------ ENTRIES
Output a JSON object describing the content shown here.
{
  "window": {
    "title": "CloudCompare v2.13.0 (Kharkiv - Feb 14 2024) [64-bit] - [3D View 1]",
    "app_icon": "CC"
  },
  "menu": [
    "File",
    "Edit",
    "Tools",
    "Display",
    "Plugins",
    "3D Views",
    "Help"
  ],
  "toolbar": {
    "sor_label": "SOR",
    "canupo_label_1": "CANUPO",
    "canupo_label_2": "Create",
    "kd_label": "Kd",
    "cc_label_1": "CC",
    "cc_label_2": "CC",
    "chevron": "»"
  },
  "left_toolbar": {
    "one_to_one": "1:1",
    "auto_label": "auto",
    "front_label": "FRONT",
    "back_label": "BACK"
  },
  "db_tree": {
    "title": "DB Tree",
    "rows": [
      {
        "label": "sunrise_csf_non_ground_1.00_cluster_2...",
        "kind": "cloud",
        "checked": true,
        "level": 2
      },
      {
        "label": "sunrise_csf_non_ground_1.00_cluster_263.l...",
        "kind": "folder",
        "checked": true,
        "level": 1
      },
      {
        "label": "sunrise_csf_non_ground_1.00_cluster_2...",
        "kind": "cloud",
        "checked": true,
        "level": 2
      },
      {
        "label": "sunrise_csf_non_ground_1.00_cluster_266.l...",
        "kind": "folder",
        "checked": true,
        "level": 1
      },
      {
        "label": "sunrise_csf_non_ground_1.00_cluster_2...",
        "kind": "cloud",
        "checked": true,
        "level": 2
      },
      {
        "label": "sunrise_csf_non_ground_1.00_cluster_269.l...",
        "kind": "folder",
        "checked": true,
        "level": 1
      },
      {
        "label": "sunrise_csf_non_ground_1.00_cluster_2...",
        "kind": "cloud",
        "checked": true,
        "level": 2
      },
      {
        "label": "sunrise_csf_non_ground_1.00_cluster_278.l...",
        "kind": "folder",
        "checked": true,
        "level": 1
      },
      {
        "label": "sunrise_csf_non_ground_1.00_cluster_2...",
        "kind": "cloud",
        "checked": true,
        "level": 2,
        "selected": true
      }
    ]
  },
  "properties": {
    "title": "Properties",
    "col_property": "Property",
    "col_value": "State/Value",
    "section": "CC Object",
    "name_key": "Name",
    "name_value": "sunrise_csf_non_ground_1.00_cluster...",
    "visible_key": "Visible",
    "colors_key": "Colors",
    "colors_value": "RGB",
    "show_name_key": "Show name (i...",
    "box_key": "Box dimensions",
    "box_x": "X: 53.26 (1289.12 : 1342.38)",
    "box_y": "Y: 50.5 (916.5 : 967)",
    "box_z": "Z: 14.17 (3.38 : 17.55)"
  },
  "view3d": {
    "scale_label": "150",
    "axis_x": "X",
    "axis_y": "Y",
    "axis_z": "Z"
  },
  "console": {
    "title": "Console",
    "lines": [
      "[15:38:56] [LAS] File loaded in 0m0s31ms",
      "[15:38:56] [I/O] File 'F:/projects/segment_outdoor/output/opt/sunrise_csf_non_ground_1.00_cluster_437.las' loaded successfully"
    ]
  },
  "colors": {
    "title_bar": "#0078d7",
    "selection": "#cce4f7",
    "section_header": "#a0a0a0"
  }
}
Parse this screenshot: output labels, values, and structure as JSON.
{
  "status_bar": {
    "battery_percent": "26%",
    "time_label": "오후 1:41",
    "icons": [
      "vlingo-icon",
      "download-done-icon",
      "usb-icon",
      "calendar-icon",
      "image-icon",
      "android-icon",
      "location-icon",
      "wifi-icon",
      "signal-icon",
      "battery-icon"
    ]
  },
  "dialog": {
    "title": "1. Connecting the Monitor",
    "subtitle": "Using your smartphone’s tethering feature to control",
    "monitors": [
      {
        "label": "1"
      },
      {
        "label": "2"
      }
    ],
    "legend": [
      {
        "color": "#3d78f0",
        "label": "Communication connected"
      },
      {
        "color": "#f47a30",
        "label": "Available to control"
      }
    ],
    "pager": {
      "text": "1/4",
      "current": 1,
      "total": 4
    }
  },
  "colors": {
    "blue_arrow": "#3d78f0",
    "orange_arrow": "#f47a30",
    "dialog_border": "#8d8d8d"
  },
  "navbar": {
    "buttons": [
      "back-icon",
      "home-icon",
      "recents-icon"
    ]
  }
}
------------
- _AIM OF THE EXERCISE_
Above are some records. Print them all exactly.

- _EXPECTED ANSWER_
Output a JSON object describing the content shown here.
{
  "window": {
    "title": "CloudCompare v2.13.0 (Kharkiv - Feb 14 2024) [64-bit] - [3D View 1]",
    "app_icon": "CC"
  },
  "menu": [
    "File",
    "Edit",
    "Tools",
    "Display",
    "Plugins",
    "3D Views",
    "Help"
  ],
  "toolbar": {
    "sor_label": "SOR",
    "canupo_label_1": "CANUPO",
    "canupo_label_2": "Create",
    "kd_label": "Kd",
    "cc_label_1": "CC",
    "cc_label_2": "CC",
    "chevron": "»"
  },
  "left_toolbar": {
    "one_to_one": "1:1",
    "auto_label": "auto",
    "front_label": "FRONT",
    "back_label": "BACK"
  },
  "db_tree": {
    "title": "DB Tree",
    "rows": [
      {
        "label": "sunrise_csf_non_ground_1.00_cluster_2...",
        "kind": "cloud",
        "checked": true,
        "level": 2
      },
      {
        "label": "sunrise_csf_non_ground_1.00_cluster_263.l...",
        "kind": "folder",
        "checked": true,
        "level": 1
      },
      {
        "label": "sunrise_csf_non_ground_1.00_cluster_2...",
        "kind": "cloud",
        "checked": true,
        "level": 2
      },
      {
        "label": "sunrise_csf_non_ground_1.00_cluster_266.l...",
        "kind": "folder",
        "checked": true,
        "level": 1
      },
      {
        "label": "sunrise_csf_non_ground_1.00_cluster_2...",
        "kind": "cloud",
        "checked": true,
        "level": 2
      },
      {
        "label": "sunrise_csf_non_ground_1.00_cluster_269.l...",
        "kind": "folder",
        "checked": true,
        "level": 1
      },
      {
        "label": "sunrise_csf_non_ground_1.00_cluster_2...",
        "kind": "cloud",
        "checked": true,
        "level": 2
      },
      {
        "label": "sunrise_csf_non_ground_1.00_cluster_278.l...",
        "kind": "folder",
        "checked": true,
        "level": 1
      },
      {
        "label": "sunrise_csf_non_ground_1.00_cluster_2...",
        "kind": "cloud",
        "checked": true,
        "level": 2,
        "selected": true
      }
    ]
  },
  "properties": {
    "title": "Properties",
    "col_property": "Property",
    "col_value": "State/Value",
    "section": "CC Object",
    "name_key": "Name",
    "name_value": "sunrise_csf_non_ground_1.00_cluster...",
    "visible_key": "Visible",
    "colors_key": "Colors",
    "colors_value": "RGB",
    "show_name_key": "Show name (i...",
    "box_key": "Box dimensions",
    "box_x": "X: 53.26 (1289.12 : 1342.38)",
    "box_y": "Y: 50.5 (916.5 : 967)",
    "box_z": "Z: 14.17 (3.38 : 17.55)"
  },
  "view3d": {
    "scale_label": "150",
    "axis_x": "X",
    "axis_y": "Y",
    "axis_z": "Z"
  },
  "console": {
    "title": "Console",
    "lines": [
      "[15:38:56] [LAS] File loaded in 0m0s31ms",
      "[15:38:56] [I/O] File 'F:/projects/segment_outdoor/output/opt/sunrise_csf_non_ground_1.00_cluster_437.las' loaded successfully"
    ]
  },
  "colors": {
    "title_bar": "#0078d7",
    "selection": "#cce4f7",
    "section_header": "#a0a0a0"
  }
}
Parse this screenshot: output labels, values, and structure as JSON.
{
  "status_bar": {
    "battery_percent": "26%",
    "time_label": "오후 1:41",
    "icons": [
      "vlingo-icon",
      "download-done-icon",
      "usb-icon",
      "calendar-icon",
      "image-icon",
      "android-icon",
      "location-icon",
      "wifi-icon",
      "signal-icon",
      "battery-icon"
    ]
  },
  "dialog": {
    "title": "1. Connecting the Monitor",
    "subtitle": "Using your smartphone’s tethering feature to control",
    "monitors": [
      {
        "label": "1"
      },
      {
        "label": "2"
      }
    ],
    "legend": [
      {
        "color": "#3d78f0",
        "label": "Communication connected"
      },
      {
        "color": "#f47a30",
        "label": "Available to control"
      }
    ],
    "pager": {
      "text": "1/4",
      "current": 1,
      "total": 4
    }
  },
  "colors": {
    "blue_arrow": "#3d78f0",
    "orange_arrow": "#f47a30",
    "dialog_border": "#8d8d8d"
  },
  "navbar": {
    "buttons": [
      "back-icon",
      "home-icon",
      "recents-icon"
    ]
  }
}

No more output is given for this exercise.